[RECORDS TO USE start]
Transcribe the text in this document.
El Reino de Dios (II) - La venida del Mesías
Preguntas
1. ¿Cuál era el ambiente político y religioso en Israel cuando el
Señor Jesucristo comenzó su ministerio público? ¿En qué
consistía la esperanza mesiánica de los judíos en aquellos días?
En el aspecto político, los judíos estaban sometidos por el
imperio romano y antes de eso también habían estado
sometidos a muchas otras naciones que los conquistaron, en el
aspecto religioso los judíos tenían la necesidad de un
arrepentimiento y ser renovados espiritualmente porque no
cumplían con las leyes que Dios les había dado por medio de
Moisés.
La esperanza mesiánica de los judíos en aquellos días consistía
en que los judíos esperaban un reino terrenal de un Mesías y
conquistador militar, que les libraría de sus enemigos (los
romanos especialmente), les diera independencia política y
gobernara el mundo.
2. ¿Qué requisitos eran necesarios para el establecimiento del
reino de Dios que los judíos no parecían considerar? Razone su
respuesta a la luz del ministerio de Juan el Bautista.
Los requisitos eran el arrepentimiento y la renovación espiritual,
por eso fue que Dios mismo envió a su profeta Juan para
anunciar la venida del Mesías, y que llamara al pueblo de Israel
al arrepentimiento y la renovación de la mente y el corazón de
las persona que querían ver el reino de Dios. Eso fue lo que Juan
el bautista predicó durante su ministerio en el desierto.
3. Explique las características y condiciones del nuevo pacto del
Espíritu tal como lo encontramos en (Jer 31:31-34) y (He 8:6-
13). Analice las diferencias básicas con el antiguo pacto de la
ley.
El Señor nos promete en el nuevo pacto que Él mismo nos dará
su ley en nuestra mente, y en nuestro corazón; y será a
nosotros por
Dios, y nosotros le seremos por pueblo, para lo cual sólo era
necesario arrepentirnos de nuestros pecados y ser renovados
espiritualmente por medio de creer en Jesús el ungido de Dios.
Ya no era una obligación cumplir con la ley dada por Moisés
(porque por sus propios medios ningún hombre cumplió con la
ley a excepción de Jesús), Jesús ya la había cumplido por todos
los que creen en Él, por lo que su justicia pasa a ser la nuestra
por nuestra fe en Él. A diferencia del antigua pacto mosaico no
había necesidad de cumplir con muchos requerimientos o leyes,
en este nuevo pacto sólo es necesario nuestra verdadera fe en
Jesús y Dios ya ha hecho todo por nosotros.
[RECORDS TO USE end]
■ **TASK GOAL**
Once more, set down the full listing, verbatim.

■ **RESULT FOR THIS TASK**
Transcribe the text in this document.
El Reino de Dios (II) - La venida del Mesías
Preguntas
1. ¿Cuál era el ambiente político y religioso en Israel cuando el
Señor Jesucristo comenzó su ministerio público? ¿En qué
consistía la esperanza mesiánica de los judíos en aquellos días?
En el aspecto político, los judíos estaban sometidos por el
imperio romano y antes de eso también habían estado
sometidos a muchas otras naciones que los conquistaron, en el
aspecto religioso los judíos tenían la necesidad de un
arrepentimiento y ser renovados espiritualmente porque no
cumplían con las leyes que Dios les había dado por medio de
Moisés.
La esperanza mesiánica de los judíos en aquellos días consistía
en que los judíos esperaban un reino terrenal de un Mesías y
conquistador militar, que les libraría de sus enemigos (los
romanos especialmente), les diera independencia política y
gobernara el mundo.
2. ¿Qué requisitos eran necesarios para el establecimiento del
reino de Dios que los judíos no parecían considerar? Razone su
respuesta a la luz del ministerio de Juan el Bautista.
Los requisitos eran el arrepentimiento y la renovación espiritual,
por eso fue que Dios mismo envió a su profeta Juan para
anunciar la venida del Mesías, y que llamara al pueblo de Israel
al arrepentimiento y la renovación de la mente y el corazón de
las persona que querían ver el reino de Dios. Eso fue lo que Juan
el bautista predicó durante su ministerio en el desierto.
3. Explique las características y condiciones del nuevo pacto del
Espíritu tal como lo encontramos en (Jer 31:31-34) y (He 8:6-
13). Analice las diferencias básicas con el antiguo pacto de la
ley.
El Señor nos promete en el nuevo pacto que Él mismo nos dará
su ley en nuestra mente, y en nuestro corazón; y será a
nosotros por
Dios, y nosotros le seremos por pueblo, para lo cual sólo era
necesario arrepentirnos de nuestros pecados y ser renovados
espiritualmente por medio de creer en Jesús el ungido de Dios.
Ya no era una obligación cumplir con la ley dada por Moisés
(porque por sus propios medios ningún hombre cumplió con la
ley a excepción de Jesús), Jesús ya la había cumplido por todos
los que creen en Él, por lo que su justicia pasa a ser la nuestra
por nuestra fe en Él. A diferencia del antigua pacto mosaico no
había necesidad de cumplir con muchos requerimientos o leyes,
en este nuevo pacto sólo es necesario nuestra verdadera fe en
Jesús y Dios ya ha hecho todo por nosotros.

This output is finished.